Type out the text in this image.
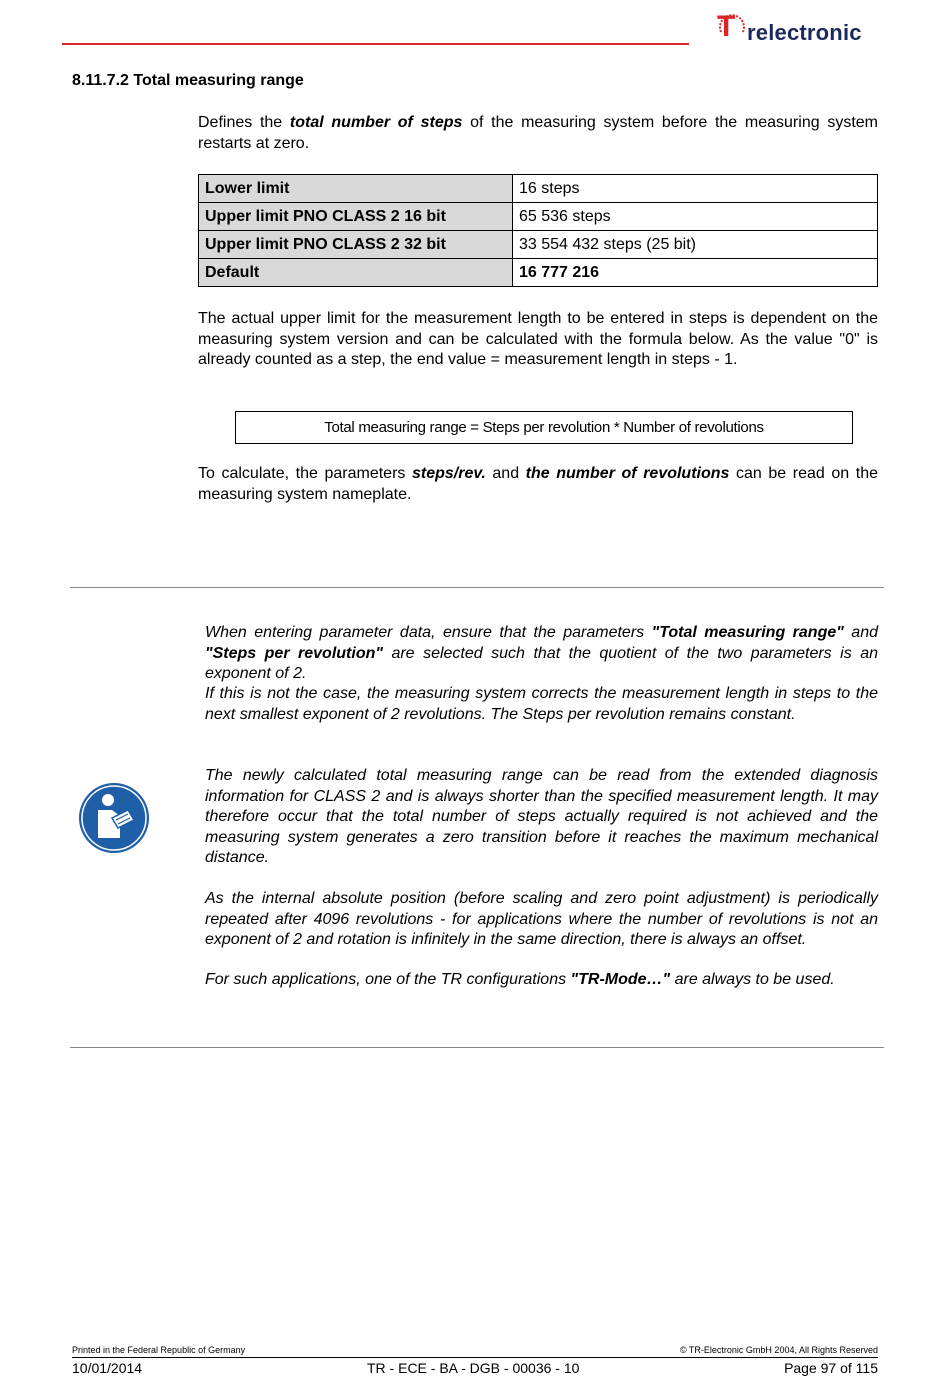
T relectronic
8.11.7.2 Total measuring range
Defines the total number of steps of the measuring system before the measuring system restarts at zero.
Lower limit	16 steps
Upper limit PNO CLASS 2 16 bit	65 536 steps
Upper limit PNO CLASS 2 32 bit	33 554 432 steps (25 bit)
Default	16 777 216
The actual upper limit for the measurement length to be entered in steps is dependent on the measuring system version and can be calculated with the formula below. As the value "0" is already counted as a step, the end value = measurement length in steps - 1.
Total measuring range = Steps per revolution * Number of revolutions
To calculate, the parameters steps/rev. and the number of revolutions can be read on the measuring system nameplate.
When entering parameter data, ensure that the parameters "Total measuring range" and "Steps per revolution" are selected such that the quotient of the two parameters is an exponent of 2.
If this is not the case, the measuring system corrects the measurement length in steps to the next smallest exponent of 2 revolutions. The Steps per revolution remains constant.
The newly calculated total measuring range can be read from the extended diagnosis information for CLASS 2 and is always shorter than the specified measurement length. It may therefore occur that the total number of steps actually required is not achieved and the measuring system generates a zero transition before it reaches the maximum mechanical distance.
As the internal absolute position (before scaling and zero point adjustment) is periodically repeated after 4096 revolutions - for applications where the number of revolutions is not an exponent of 2 and rotation is infinitely in the same direction, there is always an offset.
For such applications, one of the TR configurations "TR-Mode…" are always to be used.
Printed in the Federal Republic of Germany	© TR-Electronic GmbH 2004, All Rights Reserved
10/01/2014	TR - ECE - BA - DGB - 00036 - 10	Page 97 of 115
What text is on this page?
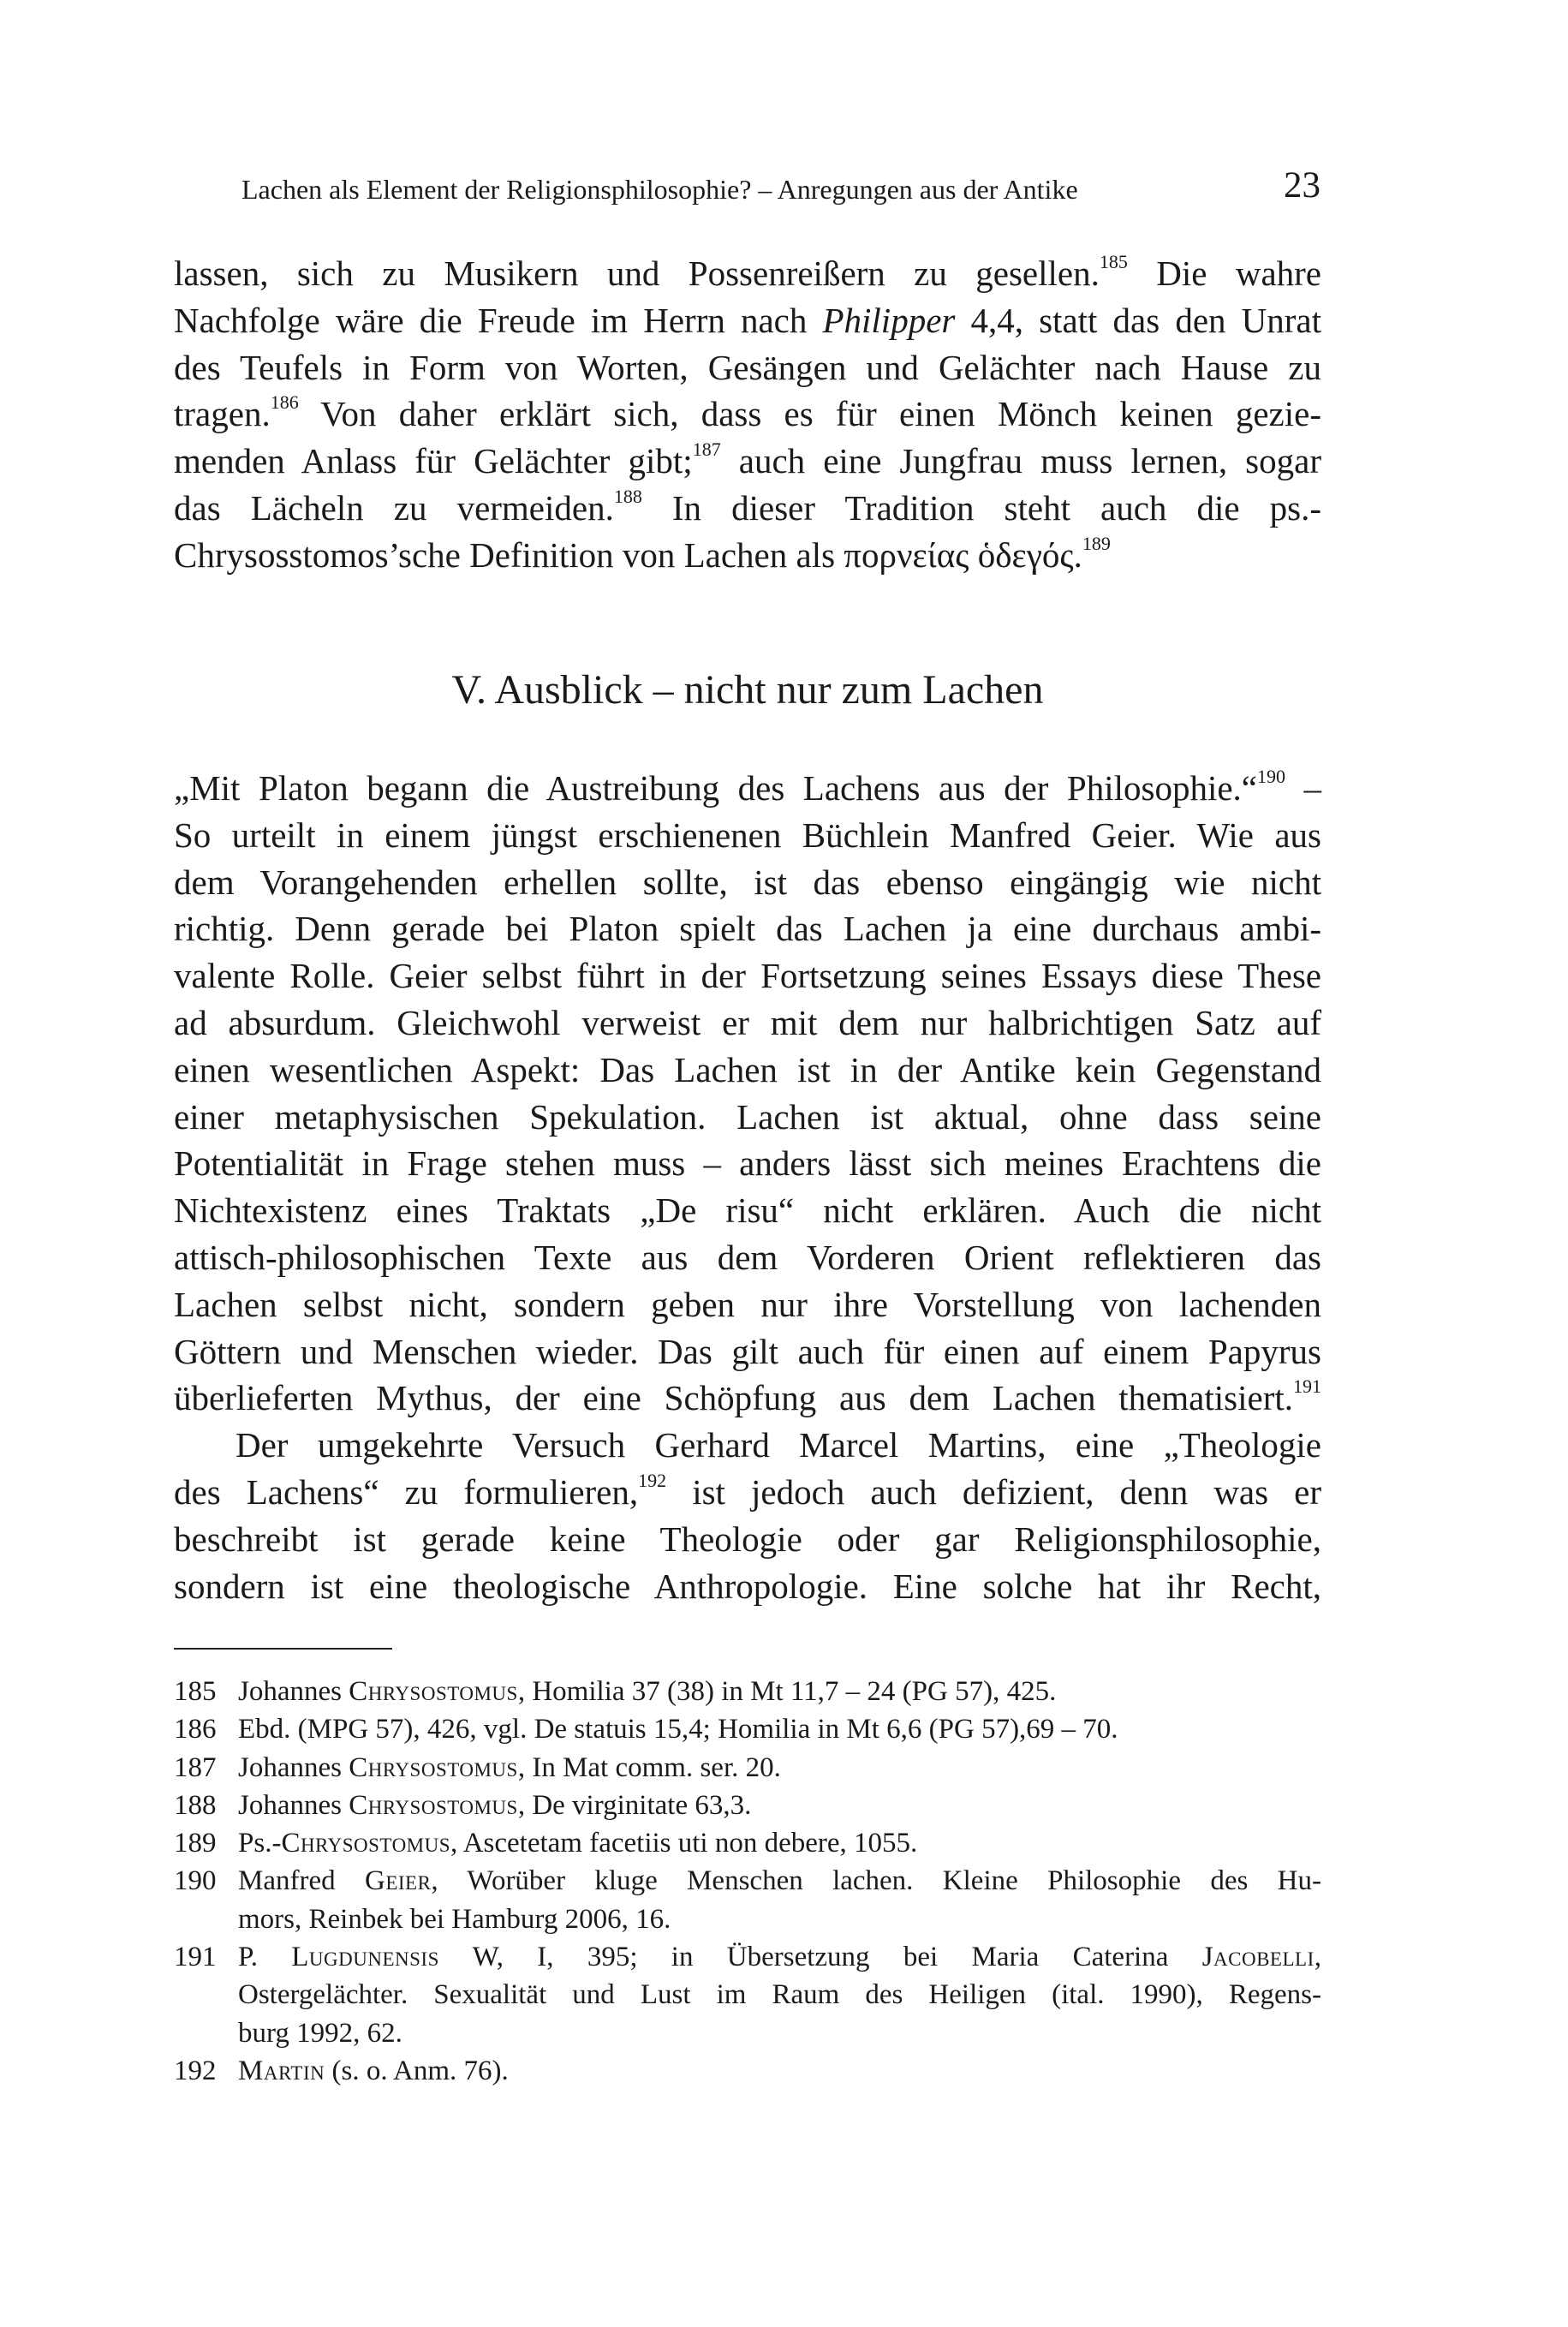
Lachen als Element der Religionsphilosophie? – Anregungen aus der Antike	23
lassen, sich zu Musikern und Possenreißern zu gesellen.$^{185}$ Die wahre
Nachfolge wäre die Freude im Herrn nach Philipper 4,4, statt das den Unrat
des Teufels in Form von Worten, Gesängen und Gelächter nach Hause zu
tragen.$^{186}$ Von daher erklärt sich, dass es für einen Mönch keinen gezie-
menden Anlass für Gelächter gibt;$^{187}$ auch eine Jungfrau muss lernen, sogar
das Lächeln zu vermeiden.$^{188}$ In dieser Tradition steht auch die ps.-
Chrysosstomos’sche Definition von Lachen als πορνείας ὁδεγός.$^{189}$
V. Ausblick – nicht nur zum Lachen
„Mit Platon begann die Austreibung des Lachens aus der Philosophie.“$^{190}$ –
So urteilt in einem jüngst erschienenen Büchlein Manfred Geier. Wie aus
dem Vorangehenden erhellen sollte, ist das ebenso eingängig wie nicht
richtig. Denn gerade bei Platon spielt das Lachen ja eine durchaus ambi-
valente Rolle. Geier selbst führt in der Fortsetzung seines Essays diese These
ad absurdum. Gleichwohl verweist er mit dem nur halbrichtigen Satz auf
einen wesentlichen Aspekt: Das Lachen ist in der Antike kein Gegenstand
einer metaphysischen Spekulation. Lachen ist aktual, ohne dass seine
Potentialität in Frage stehen muss – anders lässt sich meines Erachtens die
Nichtexistenz eines Traktats „De risu“ nicht erklären. Auch die nicht
attisch-philosophischen Texte aus dem Vorderen Orient reflektieren das
Lachen selbst nicht, sondern geben nur ihre Vorstellung von lachenden
Göttern und Menschen wieder. Das gilt auch für einen auf einem Papyrus
überlieferten Mythus, der eine Schöpfung aus dem Lachen thematisiert.$^{191}$
Der umgekehrte Versuch Gerhard Marcel Martins, eine „Theologie
des Lachens“ zu formulieren,$^{192}$ ist jedoch auch defizient, denn was er
beschreibt ist gerade keine Theologie oder gar Religionsphilosophie,
sondern ist eine theologische Anthropologie. Eine solche hat ihr Recht,
185 Johannes Chrysostomus, Homilia 37 (38) in Mt 11,7 – 24 (PG 57), 425.
186 Ebd. (MPG 57), 426, vgl. De statuis 15,4; Homilia in Mt 6,6 (PG 57),69 – 70.
187 Johannes Chrysostomus, In Mat comm. ser. 20.
188 Johannes Chrysostomus, De virginitate 63,3.
189 Ps.-Chrysostomus, Ascetetam facetiis uti non debere, 1055.
190 Manfred Geier, Worüber kluge Menschen lachen. Kleine Philosophie des Hu-
mors, Reinbek bei Hamburg 2006, 16.
191 P. Lugdunensis W, I, 395; in Übersetzung bei Maria Caterina Jacobelli,
Ostergelächter. Sexualität und Lust im Raum des Heiligen (ital. 1990), Regens-
burg 1992, 62.
192 Martin (s. o. Anm. 76).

__What is expected__
Using the listing above, gather each line that holds the string "muss" and copy it.

__Solution to this problem__
menden Anlass für Gelächter gibt;$^{187}$ auch eine Jungfrau muss lernen, sogar
Potentialität in Frage stehen muss – anders lässt sich meines Erachtens die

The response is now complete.